### Exercício
Copie sem alterações a passagem do relatório que vai de "O recurso de" a "seguir — fls. 193.".

IRelatório
A., ao abrigo do disposto nos artigos 69.°, 70.°, n.°s l, alínea b), e 3, e 75.° da Lei n.° 28/82, de 15 de Novembro (Lei do Tribunal Constitucional), e 685.°, n.° l, do Código de Processo Civil, interpôs recurso para o Tribunal Constitucional (TC) da decisão do Presidente do Supremo Tribunal de Justiça (STJ) — fls. 184-185 — que indeferiu a admissão do recurso para o STJ do acórdão do Tribunal da Relação do Porto (TRP) de 9 de Dezembro de 1987 — fls. 145-150 —, confirmativo da sentença do Tribunal Judicial da Comarca da Póvoa de Varzim que, em processo sumário, a condenara, como autora de um crime de furto simples, na pena de 45 dias de prisão, substituídos por multa, à razão de 300$ diários, ou seja, na multa de 13 500$.
O despacho impugnado fora proferido no seguimento do acórdão do TRP, tirado em conferência — fls. 177 — confirmativo do parecer do relator — fls. 173-174 —, no sentido do indeferimento da reclamação para o Presidente do STJ — fls. 171-172 — do despacho do relator do TRP — fls. 165 — que não admitira o recurso interposto pela ré para o STJ — fls. 154.
O recurso de constitucionalidade fundamenta-se na aplicação, pela decisão recorrida, das normas dos artigos 646. °, n. ° 6, do Código de Processo Penal de 1929,189. °, n.° l, e 129. °, n. ° 2, do Código das Custas Judiciais, pela ora recorrente arguidas de inconstitucionalidade, por violação dos artigos 13.° e 32.°, n.os l e 2, da Lei Fundamental.
Tendo o requerimento de interposição do recurso para o TC sido dirigido ao desembargador-relator do Tribunal da Relação do Porto, foi por este admitido e mandado seguir — fls. 193.

### Linhas fornecidas
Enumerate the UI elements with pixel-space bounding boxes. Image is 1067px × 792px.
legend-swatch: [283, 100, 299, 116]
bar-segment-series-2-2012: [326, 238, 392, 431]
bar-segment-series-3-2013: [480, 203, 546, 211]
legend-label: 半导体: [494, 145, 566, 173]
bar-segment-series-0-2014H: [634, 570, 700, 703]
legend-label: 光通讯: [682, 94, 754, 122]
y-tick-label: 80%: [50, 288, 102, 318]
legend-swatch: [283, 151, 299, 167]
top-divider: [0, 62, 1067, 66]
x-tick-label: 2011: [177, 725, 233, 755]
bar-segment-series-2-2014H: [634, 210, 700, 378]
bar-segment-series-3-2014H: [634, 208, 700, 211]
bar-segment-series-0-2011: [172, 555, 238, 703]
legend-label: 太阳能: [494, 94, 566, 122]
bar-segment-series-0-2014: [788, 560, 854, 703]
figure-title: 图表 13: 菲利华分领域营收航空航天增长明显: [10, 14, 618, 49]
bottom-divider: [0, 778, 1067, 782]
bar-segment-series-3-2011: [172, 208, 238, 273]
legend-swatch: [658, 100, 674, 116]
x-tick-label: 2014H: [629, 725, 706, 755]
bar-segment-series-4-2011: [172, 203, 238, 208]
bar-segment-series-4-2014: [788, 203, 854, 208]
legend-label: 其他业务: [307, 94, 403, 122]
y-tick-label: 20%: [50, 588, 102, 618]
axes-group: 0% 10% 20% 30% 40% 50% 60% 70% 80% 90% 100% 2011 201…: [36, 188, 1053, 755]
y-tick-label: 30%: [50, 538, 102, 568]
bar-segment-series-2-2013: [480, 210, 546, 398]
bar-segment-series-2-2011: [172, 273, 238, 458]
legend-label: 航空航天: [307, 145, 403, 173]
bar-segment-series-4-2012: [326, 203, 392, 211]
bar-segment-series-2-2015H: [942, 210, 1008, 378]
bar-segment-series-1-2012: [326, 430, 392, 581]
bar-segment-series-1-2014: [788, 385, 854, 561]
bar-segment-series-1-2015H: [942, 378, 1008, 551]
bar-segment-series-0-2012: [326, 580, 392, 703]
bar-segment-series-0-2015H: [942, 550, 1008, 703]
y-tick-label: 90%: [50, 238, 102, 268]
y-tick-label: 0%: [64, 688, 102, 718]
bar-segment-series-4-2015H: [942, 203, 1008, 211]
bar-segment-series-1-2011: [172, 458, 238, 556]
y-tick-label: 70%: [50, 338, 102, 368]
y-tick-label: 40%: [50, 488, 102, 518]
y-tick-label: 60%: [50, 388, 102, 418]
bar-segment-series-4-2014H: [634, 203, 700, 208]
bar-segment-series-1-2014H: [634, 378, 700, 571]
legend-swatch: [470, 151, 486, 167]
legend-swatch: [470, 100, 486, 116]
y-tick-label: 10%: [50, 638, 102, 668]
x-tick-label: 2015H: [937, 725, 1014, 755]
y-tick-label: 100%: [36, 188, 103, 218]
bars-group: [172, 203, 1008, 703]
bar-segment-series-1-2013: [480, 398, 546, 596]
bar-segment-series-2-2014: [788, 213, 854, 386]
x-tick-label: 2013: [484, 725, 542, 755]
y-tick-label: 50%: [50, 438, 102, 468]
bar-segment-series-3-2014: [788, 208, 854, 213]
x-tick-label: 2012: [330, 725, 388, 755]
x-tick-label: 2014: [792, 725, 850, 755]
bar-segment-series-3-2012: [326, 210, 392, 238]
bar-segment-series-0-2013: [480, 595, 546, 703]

### Resultado abaixo
O recurso de constitucionalidade fundamenta-se na aplicação, pela decisão recorrida, das normas dos artigos 646. °, n. ° 6, do Código de Processo Penal de 1929,189. °, n.° l, e 129. °, n. ° 2, do Código das Custas Judiciais, pela ora recorrente arguidas de inconstitucionalidade, por violação dos artigos 13.° e 32.°, n.os l e 2, da Lei Fundamental.
Tendo o requerimento de interposição do recurso para o TC sido dirigido ao desembargador-relator do Tribunal da Relação do Porto, foi por este admitido e mandado seguir — fls. 193.